El desconfinamiento como tal arrancó el pasado domingo con el permiso para poder sacar de paseo a los niños menores de 14 años y continúa este fin de semana con el levantamiento de algunas -no muchas- limitaciones de circulación. en este momento debería darse por concluido el estado de alarma aún manteniendo ciertas restricciones. En Portugal, donde hace un mes decretaron el estado de emergencia, equivalente al nuestro de alarma, lo han suspendido en el mismo momento en el que han empezado a aflojar los criterios de cuarentena obligatoria. El país irá recuperando de manera progresiva la normalidad empezando por las instituciones.

Una anomalía española

Nada impide que aquí hagamos exactamente lo mismo. El Gobierno disfruta ahora de una serie de competencias y poderes extraordinarios que sólo se justifican en momentos muy excepcionales que a partir de esta semana habrán dejado de serlo. Hoy por hoy, y así hasta el próximo 22 de junio, Sánchez gobierna con poderes semiabsolutos mediante decretos de los que el Congreso se limita a darse por enterado pero que no puede tumbar. Una ley habilitante disfrazada de estado de alarma aplicado con criterios de estado de excepción. Esta es la anomalía española que no debería durar ni un minuto más allá de este fin de semana.

Cuestión aparte sería el desconfinamiento propiamente dicho, cuyos plazos son demasiado largos y sus criterios muy estrictos y arbitrarios. Un plan que el Gobierno no se ha dignado, no ya a consensuar, sino siquiera a informar a los tres partidos de la oposición, que obtuvieron más de 10 millones de votos en noviembre y que cuentan con 151 escaños en el Congreso, sólo 4 menos que el bipartito gobernante. Sánchez y su socio, en definitiva, han convertido la crisis sanitaria en un implacable rodillo parlamentario.

El empleo de la provincia como unidad territorial básica para el desconfinamiento progresivo es otro patinazo. Las provincias en España son cualquier cosa menos uniformes

Sucede, además, que no todas las partes de España están afectadas del mismo modo. Las zonas rurales podrían desconfinarse a mucha más velocidad que las ciudades y, entre estas últimas, la epidemia no ha impactado del mismo modo en Madrid que en Santander o en Oviedo. El empleo de la provincia como unidad territorial básica para el desconfinamiento progresivo es otro patinazo. Las provincias en España son cualquier cosa menos uniformes. La más extensa, Badajoz, es diez veces y media más grande que Guipúzcoa, la más pequeña del país. La más poblada, Madrid, tiene 65 veces más población que la menos poblada, Soria. A esto habría que sumar las particularidades propias de cada una de las doce islas habitadas de los archipiélagos balear y canario, y de las dos ciudades autónomas del norte de África. Ahí van dos datos muy ilustrativos. Tenerife o Mallorca superan los 800.000 habitantes mientras que la Graciosa tiene sólo 720. Las ciudades de Ceuta y Melilla tienen mucha más población en 30 kilómetros cuadrados que toda la provincia de Teruel en casi 15.000 kilómetros cuadrados.

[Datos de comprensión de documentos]
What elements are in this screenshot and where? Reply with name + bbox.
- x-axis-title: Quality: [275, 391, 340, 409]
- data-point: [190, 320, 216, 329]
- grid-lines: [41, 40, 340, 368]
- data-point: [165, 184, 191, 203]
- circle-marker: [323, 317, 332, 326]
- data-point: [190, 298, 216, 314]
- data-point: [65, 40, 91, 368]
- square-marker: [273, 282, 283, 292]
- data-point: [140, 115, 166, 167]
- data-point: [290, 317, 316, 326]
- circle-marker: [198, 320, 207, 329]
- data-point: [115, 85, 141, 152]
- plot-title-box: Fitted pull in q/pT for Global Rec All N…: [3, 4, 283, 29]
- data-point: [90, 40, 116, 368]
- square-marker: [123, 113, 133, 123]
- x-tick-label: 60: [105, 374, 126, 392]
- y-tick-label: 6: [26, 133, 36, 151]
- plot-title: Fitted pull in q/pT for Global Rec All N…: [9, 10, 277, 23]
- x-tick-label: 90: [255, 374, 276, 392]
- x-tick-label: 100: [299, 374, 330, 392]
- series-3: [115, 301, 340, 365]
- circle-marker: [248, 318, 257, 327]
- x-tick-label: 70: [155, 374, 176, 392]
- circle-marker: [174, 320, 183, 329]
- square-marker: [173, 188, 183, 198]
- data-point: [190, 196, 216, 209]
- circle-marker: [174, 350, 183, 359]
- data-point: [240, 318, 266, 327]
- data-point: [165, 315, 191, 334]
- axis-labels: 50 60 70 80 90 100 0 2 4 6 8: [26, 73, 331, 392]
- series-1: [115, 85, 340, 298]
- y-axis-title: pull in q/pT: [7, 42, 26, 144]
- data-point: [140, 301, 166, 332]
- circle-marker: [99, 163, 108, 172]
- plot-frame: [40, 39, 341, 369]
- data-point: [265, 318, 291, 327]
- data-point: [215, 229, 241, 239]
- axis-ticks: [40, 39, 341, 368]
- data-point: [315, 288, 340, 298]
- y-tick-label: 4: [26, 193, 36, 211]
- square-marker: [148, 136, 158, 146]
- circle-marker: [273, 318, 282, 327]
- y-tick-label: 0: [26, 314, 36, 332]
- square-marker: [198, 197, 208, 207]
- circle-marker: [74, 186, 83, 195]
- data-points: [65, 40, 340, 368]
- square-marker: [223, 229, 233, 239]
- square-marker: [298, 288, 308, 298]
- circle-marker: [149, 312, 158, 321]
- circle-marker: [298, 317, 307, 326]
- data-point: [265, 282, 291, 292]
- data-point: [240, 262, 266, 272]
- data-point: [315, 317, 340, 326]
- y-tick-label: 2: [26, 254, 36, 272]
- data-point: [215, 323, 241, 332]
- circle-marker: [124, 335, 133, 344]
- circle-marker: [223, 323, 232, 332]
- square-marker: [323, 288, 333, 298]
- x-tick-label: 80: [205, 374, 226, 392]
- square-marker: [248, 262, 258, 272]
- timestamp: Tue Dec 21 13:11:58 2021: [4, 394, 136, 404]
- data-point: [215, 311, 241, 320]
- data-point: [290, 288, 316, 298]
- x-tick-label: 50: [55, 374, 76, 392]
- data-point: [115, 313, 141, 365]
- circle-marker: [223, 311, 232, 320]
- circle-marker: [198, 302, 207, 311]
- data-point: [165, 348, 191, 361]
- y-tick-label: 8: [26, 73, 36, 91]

Lista de actividades →
- a) Según el texto sobre el desconfinamiento, ¿qué provincia es la más extensa de España?
- b) Retoma, por favor, el texto sobre el desconfinamiento en España después de su última oración.
El material es independiente del texto sobre el desconfinamiento.

Respuestas →
- a) Badajoz.

- b)
Sin rendir cuentas

Si bien para contener el desbordamiento de los primeros días podía estar justificado el mando único, no lo está en absoluto para el desconfinamiento, más aún cuando queda al albur del Gobierno cambiar los criterios o los plazos cuando lo crea oportuno en función de sus necesidades políticas. La prolongación del estado de alarma se lo permite, no tiene que rendir cuentas a nadie y puede modular las medidas a su antojo o al de sus socios de investidura, a los que necesita para seguir en la Moncloa. Todo está supeditado a eso, tiene que dejar el asunto bien atado antes de que se presente, como decía José Alejandro Vara en estas mismas páginas el pasado miércoles, el general invierno con una depresión económica, un 25% de desempleo y la consiguiente inestabilidad social.

Para entonces es posible que la covid-19 se haya esfumado para no volver o que tengamos otro brote que colapse nuevamente las urgencias hospitalarias. Eso, evidentemente, aún no lo sabemos, lo que si tenemos claro ya es que el Gobierno ejerce de oposición y se ha abonado al cuanto peor, mejor.